◆ **Supplied records**:
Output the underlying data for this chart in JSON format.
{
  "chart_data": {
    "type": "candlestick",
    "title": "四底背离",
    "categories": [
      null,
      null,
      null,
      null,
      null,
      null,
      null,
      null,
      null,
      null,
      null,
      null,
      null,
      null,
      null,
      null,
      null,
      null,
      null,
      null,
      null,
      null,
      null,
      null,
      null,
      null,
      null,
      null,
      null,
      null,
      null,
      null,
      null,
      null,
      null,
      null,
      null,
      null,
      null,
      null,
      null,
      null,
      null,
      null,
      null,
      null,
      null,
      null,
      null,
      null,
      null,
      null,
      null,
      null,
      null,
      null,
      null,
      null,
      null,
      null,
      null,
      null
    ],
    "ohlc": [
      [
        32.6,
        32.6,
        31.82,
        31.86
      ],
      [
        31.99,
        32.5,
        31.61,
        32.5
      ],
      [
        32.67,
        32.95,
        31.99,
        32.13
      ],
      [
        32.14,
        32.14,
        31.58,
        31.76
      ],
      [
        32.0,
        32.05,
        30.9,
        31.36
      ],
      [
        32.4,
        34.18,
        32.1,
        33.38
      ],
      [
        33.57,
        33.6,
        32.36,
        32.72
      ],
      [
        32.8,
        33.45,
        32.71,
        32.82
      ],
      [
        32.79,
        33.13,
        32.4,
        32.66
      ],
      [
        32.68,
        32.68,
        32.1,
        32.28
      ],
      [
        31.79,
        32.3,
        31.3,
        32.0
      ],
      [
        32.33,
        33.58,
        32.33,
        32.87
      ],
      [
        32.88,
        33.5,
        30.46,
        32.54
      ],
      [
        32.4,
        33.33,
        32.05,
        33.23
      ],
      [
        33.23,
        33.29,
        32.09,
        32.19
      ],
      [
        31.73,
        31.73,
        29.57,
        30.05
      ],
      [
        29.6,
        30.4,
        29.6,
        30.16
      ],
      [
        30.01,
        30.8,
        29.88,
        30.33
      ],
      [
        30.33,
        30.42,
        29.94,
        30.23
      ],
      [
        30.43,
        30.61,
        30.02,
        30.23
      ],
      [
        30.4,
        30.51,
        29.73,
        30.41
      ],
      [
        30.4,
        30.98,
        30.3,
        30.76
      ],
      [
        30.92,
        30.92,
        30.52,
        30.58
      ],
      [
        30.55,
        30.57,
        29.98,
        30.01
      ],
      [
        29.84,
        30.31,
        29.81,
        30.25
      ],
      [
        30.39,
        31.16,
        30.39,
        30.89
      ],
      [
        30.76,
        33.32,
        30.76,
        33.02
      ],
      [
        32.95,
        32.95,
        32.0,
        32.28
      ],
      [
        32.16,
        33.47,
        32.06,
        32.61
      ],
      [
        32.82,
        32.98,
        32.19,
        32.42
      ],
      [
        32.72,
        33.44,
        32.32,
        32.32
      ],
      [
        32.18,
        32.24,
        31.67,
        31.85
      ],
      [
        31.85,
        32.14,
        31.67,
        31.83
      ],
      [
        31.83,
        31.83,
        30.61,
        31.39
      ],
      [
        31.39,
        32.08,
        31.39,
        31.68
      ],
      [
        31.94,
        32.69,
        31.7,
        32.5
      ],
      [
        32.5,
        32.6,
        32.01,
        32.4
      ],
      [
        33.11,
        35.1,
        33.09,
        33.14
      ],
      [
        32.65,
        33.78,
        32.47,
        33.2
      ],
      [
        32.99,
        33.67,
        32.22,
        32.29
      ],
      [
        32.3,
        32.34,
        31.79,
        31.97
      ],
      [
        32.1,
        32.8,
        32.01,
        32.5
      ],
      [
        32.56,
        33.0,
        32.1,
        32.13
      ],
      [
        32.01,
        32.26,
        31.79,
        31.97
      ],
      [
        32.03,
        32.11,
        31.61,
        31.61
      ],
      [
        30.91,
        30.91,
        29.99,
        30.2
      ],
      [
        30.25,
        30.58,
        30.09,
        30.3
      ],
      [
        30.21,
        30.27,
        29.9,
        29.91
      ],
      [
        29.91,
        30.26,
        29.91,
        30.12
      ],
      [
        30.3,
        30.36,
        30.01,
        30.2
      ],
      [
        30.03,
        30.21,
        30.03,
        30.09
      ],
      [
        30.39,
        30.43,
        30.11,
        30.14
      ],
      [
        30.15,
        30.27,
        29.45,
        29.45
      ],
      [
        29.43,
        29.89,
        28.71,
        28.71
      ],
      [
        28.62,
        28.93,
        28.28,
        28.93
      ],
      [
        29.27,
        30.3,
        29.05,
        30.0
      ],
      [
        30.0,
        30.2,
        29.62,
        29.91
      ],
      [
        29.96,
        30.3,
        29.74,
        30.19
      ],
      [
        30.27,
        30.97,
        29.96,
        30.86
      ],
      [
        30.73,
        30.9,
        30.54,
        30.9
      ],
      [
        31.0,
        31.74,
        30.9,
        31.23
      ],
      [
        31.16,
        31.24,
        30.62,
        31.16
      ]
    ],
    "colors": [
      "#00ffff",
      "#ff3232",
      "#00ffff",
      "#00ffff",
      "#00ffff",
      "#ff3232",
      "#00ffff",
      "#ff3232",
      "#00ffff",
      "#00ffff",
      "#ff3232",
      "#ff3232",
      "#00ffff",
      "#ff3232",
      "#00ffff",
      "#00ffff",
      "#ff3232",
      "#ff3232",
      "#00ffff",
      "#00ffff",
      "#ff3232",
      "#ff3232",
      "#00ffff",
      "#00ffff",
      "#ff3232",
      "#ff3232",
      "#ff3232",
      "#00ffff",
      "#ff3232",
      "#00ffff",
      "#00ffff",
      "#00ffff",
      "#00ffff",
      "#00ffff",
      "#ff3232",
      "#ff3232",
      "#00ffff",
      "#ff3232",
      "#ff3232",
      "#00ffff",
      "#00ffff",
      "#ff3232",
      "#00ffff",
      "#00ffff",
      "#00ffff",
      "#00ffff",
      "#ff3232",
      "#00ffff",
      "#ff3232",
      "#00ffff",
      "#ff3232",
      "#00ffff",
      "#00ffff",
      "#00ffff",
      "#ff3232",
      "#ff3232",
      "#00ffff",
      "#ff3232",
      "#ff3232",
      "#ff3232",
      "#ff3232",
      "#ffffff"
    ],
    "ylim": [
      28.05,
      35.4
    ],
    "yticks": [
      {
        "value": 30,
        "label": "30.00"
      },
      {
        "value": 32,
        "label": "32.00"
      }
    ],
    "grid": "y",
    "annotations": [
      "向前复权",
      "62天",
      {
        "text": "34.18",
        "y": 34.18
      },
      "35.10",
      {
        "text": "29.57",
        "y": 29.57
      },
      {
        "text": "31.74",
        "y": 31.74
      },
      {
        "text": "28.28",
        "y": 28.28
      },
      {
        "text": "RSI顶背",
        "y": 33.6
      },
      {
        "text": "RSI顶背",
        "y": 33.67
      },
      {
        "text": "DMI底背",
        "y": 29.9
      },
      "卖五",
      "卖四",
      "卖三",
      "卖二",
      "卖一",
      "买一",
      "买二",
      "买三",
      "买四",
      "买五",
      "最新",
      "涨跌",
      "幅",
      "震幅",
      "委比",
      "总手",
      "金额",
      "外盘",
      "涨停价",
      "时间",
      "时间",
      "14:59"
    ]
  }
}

◆ **Exercise goal**: All of the data above should be transcribed exactly.

◆ **Output for this exercise**:
Output the underlying data for this chart in JSON format.
{
  "chart_data": {
    "type": "candlestick",
    "title": "四底背离",
    "categories": [
      null,
      null,
      null,
      null,
      null,
      null,
      null,
      null,
      null,
      null,
      null,
      null,
      null,
      null,
      null,
      null,
      null,
      null,
      null,
      null,
      null,
      null,
      null,
      null,
      null,
      null,
      null,
      null,
      null,
      null,
      null,
      null,
      null,
      null,
      null,
      null,
      null,
      null,
      null,
      null,
      null,
      null,
      null,
      null,
      null,
      null,
      null,
      null,
      null,
      null,
      null,
      null,
      null,
      null,
      null,
      null,
      null,
      null,
      null,
      null,
      null,
      null
    ],
    "ohlc": [
      [
        32.6,
        32.6,
        31.82,
        31.86
      ],
      [
        31.99,
        32.5,
        31.61,
        32.5
      ],
      [
        32.67,
        32.95,
        31.99,
        32.13
      ],
      [
        32.14,
        32.14,
        31.58,
        31.76
      ],
      [
        32.0,
        32.05,
        30.9,
        31.36
      ],
      [
        32.4,
        34.18,
        32.1,
        33.38
      ],
      [
        33.57,
        33.6,
        32.36,
        32.72
      ],
      [
        32.8,
        33.45,
        32.71,
        32.82
      ],
      [
        32.79,
        33.13,
        32.4,
        32.66
      ],
      [
        32.68,
        32.68,
        32.1,
        32.28
      ],
      [
        31.79,
        32.3,
        31.3,
        32.0
      ],
      [
        32.33,
        33.58,
        32.33,
        32.87
      ],
      [
        32.88,
        33.5,
        30.46,
        32.54
      ],
      [
        32.4,
        33.33,
        32.05,
        33.23
      ],
      [
        33.23,
        33.29,
        32.09,
        32.19
      ],
      [
        31.73,
        31.73,
        29.57,
        30.05
      ],
      [
        29.6,
        30.4,
        29.6,
        30.16
      ],
      [
        30.01,
        30.8,
        29.88,
        30.33
      ],
      [
        30.33,
        30.42,
        29.94,
        30.23
      ],
      [
        30.43,
        30.61,
        30.02,
        30.23
      ],
      [
        30.4,
        30.51,
        29.73,
        30.41
      ],
      [
        30.4,
        30.98,
        30.3,
        30.76
      ],
      [
        30.92,
        30.92,
        30.52,
        30.58
      ],
      [
        30.55,
        30.57,
        29.98,
        30.01
      ],
      [
        29.84,
        30.31,
        29.81,
        30.25
      ],
      [
        30.39,
        31.16,
        30.39,
        30.89
      ],
      [
        30.76,
        33.32,
        30.76,
        33.02
      ],
      [
        32.95,
        32.95,
        32.0,
        32.28
      ],
      [
        32.16,
        33.47,
        32.06,
        32.61
      ],
      [
        32.82,
        32.98,
        32.19,
        32.42
      ],
      [
        32.72,
        33.44,
        32.32,
        32.32
      ],
      [
        32.18,
        32.24,
        31.67,
        31.85
      ],
      [
        31.85,
        32.14,
        31.67,
        31.83
      ],
      [
        31.83,
        31.83,
        30.61,
        31.39
      ],
      [
        31.39,
        32.08,
        31.39,
        31.68
      ],
      [
        31.94,
        32.69,
        31.7,
        32.5
      ],
      [
        32.5,
        32.6,
        32.01,
        32.4
      ],
      [
        33.11,
        35.1,
        33.09,
        33.14
      ],
      [
        32.65,
        33.78,
        32.47,
        33.2
      ],
      [
        32.99,
        33.67,
        32.22,
        32.29
      ],
      [
        32.3,
        32.34,
        31.79,
        31.97
      ],
      [
        32.1,
        32.8,
        32.01,
        32.5
      ],
      [
        32.56,
        33.0,
        32.1,
        32.13
      ],
      [
        32.01,
        32.26,
        31.79,
        31.97
      ],
      [
        32.03,
        32.11,
        31.61,
        31.61
      ],
      [
        30.91,
        30.91,
        29.99,
        30.2
      ],
      [
        30.25,
        30.58,
        30.09,
        30.3
      ],
      [
        30.21,
        30.27,
        29.9,
        29.91
      ],
      [
        29.91,
        30.26,
        29.91,
        30.12
      ],
      [
        30.3,
        30.36,
        30.01,
        30.2
      ],
      [
        30.03,
        30.21,
        30.03,
        30.09
      ],
      [
        30.39,
        30.43,
        30.11,
        30.14
      ],
      [
        30.15,
        30.27,
        29.45,
        29.45
      ],
      [
        29.43,
        29.89,
        28.71,
        28.71
      ],
      [
        28.62,
        28.93,
        28.28,
        28.93
      ],
      [
        29.27,
        30.3,
        29.05,
        30.0
      ],
      [
        30.0,
        30.2,
        29.62,
        29.91
      ],
      [
        29.96,
        30.3,
        29.74,
        30.19
      ],
      [
        30.27,
        30.97,
        29.96,
        30.86
      ],
      [
        30.73,
        30.9,
        30.54,
        30.9
      ],
      [
        31.0,
        31.74,
        30.9,
        31.23
      ],
      [
        31.16,
        31.24,
        30.62,
        31.16
      ]
    ],
    "colors": [
      "#00ffff",
      "#ff3232",
      "#00ffff",
      "#00ffff",
      "#00ffff",
      "#ff3232",
      "#00ffff",
      "#ff3232",
      "#00ffff",
      "#00ffff",
      "#ff3232",
      "#ff3232",
      "#00ffff",
      "#ff3232",
      "#00ffff",
      "#00ffff",
      "#ff3232",
      "#ff3232",
      "#00ffff",
      "#00ffff",
      "#ff3232",
      "#ff3232",
      "#00ffff",
      "#00ffff",
      "#ff3232",
      "#ff3232",
      "#ff3232",
      "#00ffff",
      "#ff3232",
      "#00ffff",
      "#00ffff",
      "#00ffff",
      "#00ffff",
      "#00ffff",
      "#ff3232",
      "#ff3232",
      "#00ffff",
      "#ff3232",
      "#ff3232",
      "#00ffff",
      "#00ffff",
      "#ff3232",
      "#00ffff",
      "#00ffff",
      "#00ffff",
      "#00ffff",
      "#ff3232",
      "#00ffff",
      "#ff3232",
      "#00ffff",
      "#ff3232",
      "#00ffff",
      "#00ffff",
      "#00ffff",
      "#ff3232",
      "#ff3232",
      "#00ffff",
      "#ff3232",
      "#ff3232",
      "#ff3232",
      "#ff3232",
      "#ffffff"
    ],
    "ylim": [
      28.05,
      35.4
    ],
    "yticks": [
      {
        "value": 30,
        "label": "30.00"
      },
      {
        "value": 32,
        "label": "32.00"
      }
    ],
    "grid": "y",
    "annotations": [
      "向前复权",
      "62天",
      {
        "text": "34.18",
        "y": 34.18
      },
      "35.10",
      {
        "text": "29.57",
        "y": 29.57
      },
      {
        "text": "31.74",
        "y": 31.74
      },
      {
        "text": "28.28",
        "y": 28.28
      },
      {
        "text": "RSI顶背",
        "y": 33.6
      },
      {
        "text": "RSI顶背",
        "y": 33.67
      },
      {
        "text": "DMI底背",
        "y": 29.9
      },
      "卖五",
      "卖四",
      "卖三",
      "卖二",
      "卖一",
      "买一",
      "买二",
      "买三",
      "买四",
      "买五",
      "最新",
      "涨跌",
      "幅",
      "震幅",
      "委比",
      "总手",
      "金额",
      "外盘",
      "涨停价",
      "时间",
      "时间",
      "14:59"
    ]
  }
}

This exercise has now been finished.